• **Exercise objective**
Check each line of the material. Copy those containing "volume".

Items from a dataset
┄┄┄┄┄┄┄┄┄┄┄┄┄┄┄┄┄┄┄┄
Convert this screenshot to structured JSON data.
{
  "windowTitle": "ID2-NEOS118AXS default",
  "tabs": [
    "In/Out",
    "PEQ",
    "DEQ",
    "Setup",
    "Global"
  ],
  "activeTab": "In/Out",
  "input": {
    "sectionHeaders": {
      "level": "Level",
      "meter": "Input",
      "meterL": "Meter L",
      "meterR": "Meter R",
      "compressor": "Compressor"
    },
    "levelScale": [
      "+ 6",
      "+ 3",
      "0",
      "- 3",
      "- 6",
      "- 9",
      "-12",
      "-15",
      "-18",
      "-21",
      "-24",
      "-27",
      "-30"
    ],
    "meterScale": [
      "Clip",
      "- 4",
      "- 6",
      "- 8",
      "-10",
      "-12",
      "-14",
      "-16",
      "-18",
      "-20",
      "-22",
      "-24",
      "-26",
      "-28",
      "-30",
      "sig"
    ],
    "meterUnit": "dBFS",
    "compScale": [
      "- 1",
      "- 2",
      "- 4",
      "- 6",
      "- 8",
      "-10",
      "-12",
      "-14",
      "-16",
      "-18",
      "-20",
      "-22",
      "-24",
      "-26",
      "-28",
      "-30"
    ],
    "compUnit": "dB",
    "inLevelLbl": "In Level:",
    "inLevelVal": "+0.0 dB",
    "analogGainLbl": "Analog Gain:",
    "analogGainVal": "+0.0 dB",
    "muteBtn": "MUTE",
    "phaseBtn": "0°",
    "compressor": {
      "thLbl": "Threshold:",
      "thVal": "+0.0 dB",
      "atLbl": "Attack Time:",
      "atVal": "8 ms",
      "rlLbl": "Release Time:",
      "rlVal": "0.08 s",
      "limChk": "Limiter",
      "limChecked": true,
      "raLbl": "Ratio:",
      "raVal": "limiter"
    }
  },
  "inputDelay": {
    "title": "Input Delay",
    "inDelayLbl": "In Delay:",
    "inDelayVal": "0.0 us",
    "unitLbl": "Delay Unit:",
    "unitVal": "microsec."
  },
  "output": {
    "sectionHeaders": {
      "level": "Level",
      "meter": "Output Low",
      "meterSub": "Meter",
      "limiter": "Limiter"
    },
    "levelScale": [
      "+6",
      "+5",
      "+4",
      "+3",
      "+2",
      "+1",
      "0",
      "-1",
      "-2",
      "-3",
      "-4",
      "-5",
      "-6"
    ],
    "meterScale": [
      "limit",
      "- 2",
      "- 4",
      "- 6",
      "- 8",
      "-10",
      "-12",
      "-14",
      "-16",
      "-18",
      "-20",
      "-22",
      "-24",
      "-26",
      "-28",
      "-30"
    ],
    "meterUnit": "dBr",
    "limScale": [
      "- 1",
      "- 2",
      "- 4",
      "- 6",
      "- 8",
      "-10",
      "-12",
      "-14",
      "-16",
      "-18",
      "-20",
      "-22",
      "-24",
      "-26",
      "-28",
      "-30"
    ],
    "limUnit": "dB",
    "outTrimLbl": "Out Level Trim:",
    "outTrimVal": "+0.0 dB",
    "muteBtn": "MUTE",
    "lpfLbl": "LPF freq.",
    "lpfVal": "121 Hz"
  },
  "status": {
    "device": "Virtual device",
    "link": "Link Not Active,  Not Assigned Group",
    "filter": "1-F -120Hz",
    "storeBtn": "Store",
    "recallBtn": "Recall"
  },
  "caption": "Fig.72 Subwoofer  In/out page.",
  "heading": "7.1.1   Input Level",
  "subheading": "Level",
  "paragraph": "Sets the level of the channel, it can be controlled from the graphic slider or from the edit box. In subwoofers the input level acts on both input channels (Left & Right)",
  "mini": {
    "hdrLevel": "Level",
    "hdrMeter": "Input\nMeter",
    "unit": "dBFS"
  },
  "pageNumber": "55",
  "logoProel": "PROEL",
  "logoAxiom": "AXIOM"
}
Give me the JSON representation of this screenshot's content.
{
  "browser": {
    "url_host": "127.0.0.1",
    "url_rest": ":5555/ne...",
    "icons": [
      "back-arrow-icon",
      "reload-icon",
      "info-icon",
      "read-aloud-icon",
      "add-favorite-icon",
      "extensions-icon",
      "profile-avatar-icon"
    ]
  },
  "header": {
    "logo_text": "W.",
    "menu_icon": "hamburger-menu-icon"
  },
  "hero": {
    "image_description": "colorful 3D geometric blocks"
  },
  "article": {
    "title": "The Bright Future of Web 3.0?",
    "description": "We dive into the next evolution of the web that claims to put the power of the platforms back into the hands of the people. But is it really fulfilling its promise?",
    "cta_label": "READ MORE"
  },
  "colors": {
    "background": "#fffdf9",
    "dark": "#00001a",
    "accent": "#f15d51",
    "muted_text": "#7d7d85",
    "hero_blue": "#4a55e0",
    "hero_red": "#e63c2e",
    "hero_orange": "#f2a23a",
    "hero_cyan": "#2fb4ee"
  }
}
┄┄┄┄┄┄┄┄┄┄┄┄┄┄┄┄┄┄┄┄
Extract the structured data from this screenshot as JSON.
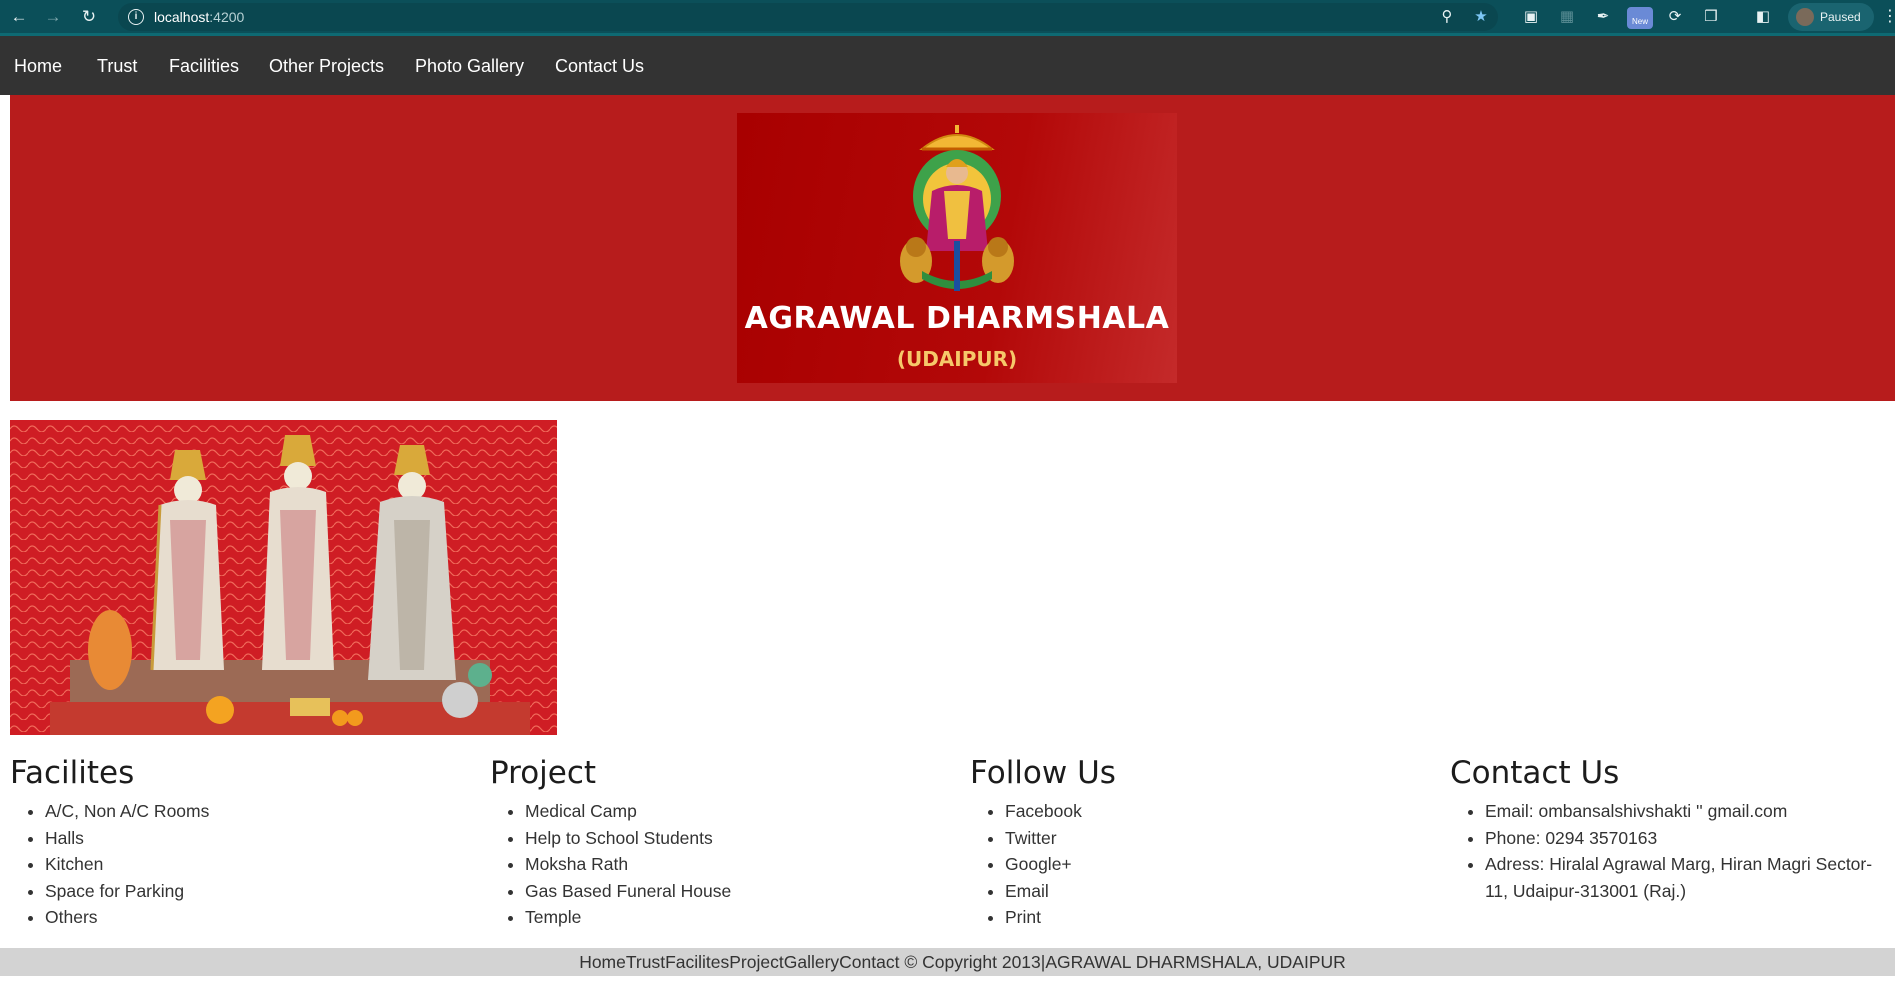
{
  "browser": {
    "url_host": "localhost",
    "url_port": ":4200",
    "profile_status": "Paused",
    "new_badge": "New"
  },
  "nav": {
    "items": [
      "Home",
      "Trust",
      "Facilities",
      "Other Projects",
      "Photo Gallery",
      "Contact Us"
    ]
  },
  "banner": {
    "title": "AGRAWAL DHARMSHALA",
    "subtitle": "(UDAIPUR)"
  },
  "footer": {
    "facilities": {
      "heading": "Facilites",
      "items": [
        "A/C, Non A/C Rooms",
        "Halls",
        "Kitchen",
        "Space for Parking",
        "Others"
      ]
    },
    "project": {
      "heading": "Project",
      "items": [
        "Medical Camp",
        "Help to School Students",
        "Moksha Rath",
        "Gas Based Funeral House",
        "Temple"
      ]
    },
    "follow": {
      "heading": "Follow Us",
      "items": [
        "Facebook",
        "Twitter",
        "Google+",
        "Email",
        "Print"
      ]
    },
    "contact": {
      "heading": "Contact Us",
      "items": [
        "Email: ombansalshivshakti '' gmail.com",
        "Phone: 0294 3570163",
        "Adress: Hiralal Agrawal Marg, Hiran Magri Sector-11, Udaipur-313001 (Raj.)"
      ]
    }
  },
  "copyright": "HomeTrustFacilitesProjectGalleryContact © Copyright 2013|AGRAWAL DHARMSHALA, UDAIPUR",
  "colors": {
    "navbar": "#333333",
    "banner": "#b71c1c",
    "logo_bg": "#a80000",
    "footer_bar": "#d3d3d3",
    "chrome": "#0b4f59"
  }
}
┄┄┄┄┄┄┄┄┄┄┄┄┄┄┄┄┄┄┄┄
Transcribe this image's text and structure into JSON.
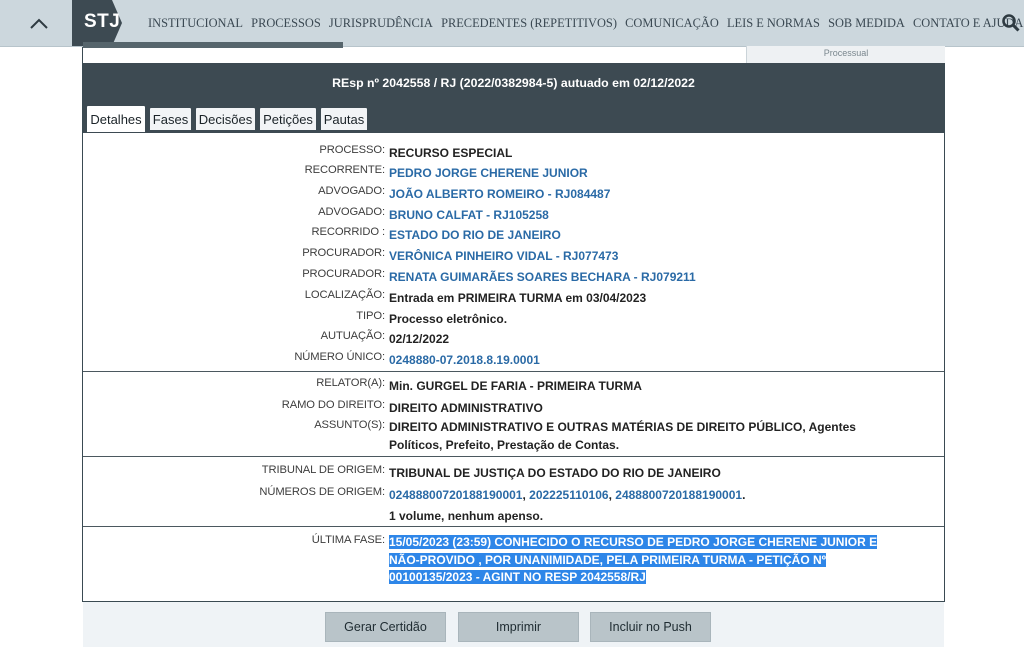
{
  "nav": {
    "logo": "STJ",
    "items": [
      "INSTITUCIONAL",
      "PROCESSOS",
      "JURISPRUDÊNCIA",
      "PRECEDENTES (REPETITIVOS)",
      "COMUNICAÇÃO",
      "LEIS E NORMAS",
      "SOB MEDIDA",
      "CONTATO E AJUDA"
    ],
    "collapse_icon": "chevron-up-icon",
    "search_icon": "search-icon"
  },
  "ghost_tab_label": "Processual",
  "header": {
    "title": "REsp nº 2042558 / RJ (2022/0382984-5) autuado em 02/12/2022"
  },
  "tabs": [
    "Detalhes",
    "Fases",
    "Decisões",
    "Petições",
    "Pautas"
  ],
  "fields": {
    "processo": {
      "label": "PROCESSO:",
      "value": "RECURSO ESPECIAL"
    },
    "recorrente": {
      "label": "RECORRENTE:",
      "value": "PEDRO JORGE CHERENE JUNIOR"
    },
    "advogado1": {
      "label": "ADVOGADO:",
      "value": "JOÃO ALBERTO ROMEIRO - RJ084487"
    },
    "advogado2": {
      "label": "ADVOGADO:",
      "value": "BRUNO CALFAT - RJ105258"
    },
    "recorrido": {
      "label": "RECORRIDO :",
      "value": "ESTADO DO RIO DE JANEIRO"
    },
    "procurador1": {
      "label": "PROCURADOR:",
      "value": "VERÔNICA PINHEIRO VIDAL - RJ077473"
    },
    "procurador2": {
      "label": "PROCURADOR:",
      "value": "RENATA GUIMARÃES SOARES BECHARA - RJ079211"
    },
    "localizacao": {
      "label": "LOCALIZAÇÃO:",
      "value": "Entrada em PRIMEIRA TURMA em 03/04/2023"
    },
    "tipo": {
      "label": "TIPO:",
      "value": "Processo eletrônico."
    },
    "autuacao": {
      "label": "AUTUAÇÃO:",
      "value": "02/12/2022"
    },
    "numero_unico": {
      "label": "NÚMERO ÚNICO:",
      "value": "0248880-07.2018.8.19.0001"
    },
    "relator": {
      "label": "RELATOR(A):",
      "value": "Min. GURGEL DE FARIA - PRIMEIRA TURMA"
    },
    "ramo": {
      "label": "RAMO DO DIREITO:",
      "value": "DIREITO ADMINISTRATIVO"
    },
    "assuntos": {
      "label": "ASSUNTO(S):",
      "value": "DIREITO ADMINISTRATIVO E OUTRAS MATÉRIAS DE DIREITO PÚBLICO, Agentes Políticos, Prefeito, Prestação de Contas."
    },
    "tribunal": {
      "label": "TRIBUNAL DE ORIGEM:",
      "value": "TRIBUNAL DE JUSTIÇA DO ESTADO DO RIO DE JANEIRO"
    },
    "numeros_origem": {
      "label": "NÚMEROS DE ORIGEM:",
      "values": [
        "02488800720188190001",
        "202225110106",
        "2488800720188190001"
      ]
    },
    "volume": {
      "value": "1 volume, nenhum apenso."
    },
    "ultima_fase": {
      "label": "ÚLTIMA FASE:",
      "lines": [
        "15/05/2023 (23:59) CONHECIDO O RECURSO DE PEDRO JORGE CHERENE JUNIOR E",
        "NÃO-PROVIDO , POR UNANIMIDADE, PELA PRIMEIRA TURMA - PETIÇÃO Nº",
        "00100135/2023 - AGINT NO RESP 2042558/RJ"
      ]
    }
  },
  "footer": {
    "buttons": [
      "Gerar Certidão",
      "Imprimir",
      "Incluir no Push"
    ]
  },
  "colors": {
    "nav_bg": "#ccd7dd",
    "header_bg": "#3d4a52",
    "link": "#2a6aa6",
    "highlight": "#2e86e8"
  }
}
┄┄┄┄┄┄┄┄┄┄┄┄┄┄┄┄┄┄┄┄
• **Answer below**
    "volume": {
      "value": "1 volume, nenhum apenso."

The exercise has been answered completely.